- **DIRECTION**
Every entry should be repeated exactly. Omit the pictures.
______
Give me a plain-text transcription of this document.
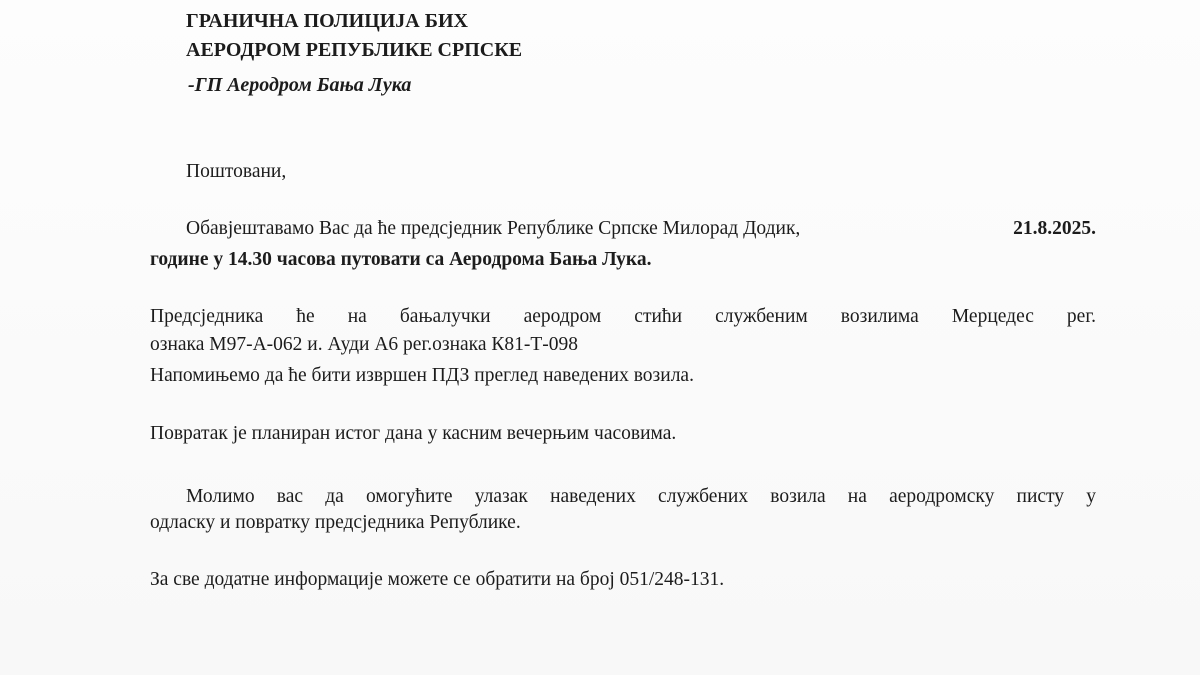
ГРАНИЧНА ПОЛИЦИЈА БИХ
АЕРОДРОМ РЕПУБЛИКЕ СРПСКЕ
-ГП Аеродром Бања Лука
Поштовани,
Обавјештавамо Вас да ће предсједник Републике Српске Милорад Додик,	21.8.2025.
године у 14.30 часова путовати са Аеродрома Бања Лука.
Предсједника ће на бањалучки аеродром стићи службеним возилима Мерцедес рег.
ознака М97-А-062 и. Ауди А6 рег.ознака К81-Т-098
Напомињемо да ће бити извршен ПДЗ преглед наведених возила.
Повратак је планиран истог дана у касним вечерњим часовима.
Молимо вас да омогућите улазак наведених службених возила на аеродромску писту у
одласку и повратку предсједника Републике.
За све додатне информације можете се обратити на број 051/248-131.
______
- **PROBLEM SOLUTION**
Give me a plain-text transcription of this document.
ГРАНИЧНА ПОЛИЦИЈА БИХ
АЕРОДРОМ РЕПУБЛИКЕ СРПСКЕ
-ГП Аеродром Бања Лука
Поштовани,
Обавјештавамо Вас да ће предсједник Републике Српске Милорад Додик,	21.8.2025.
године у 14.30 часова путовати са Аеродрома Бања Лука.
Предсједника ће на бањалучки аеродром стићи службеним возилима Мерцедес рег.
ознака М97-А-062 и. Ауди А6 рег.ознака К81-Т-098
Напомињемо да ће бити извршен ПДЗ преглед наведених возила.
Повратак је планиран истог дана у касним вечерњим часовима.
Молимо вас да омогућите улазак наведених службених возила на аеродромску писту у
одласку и повратку предсједника Републике.
За све додатне информације можете се обратити на број 051/248-131.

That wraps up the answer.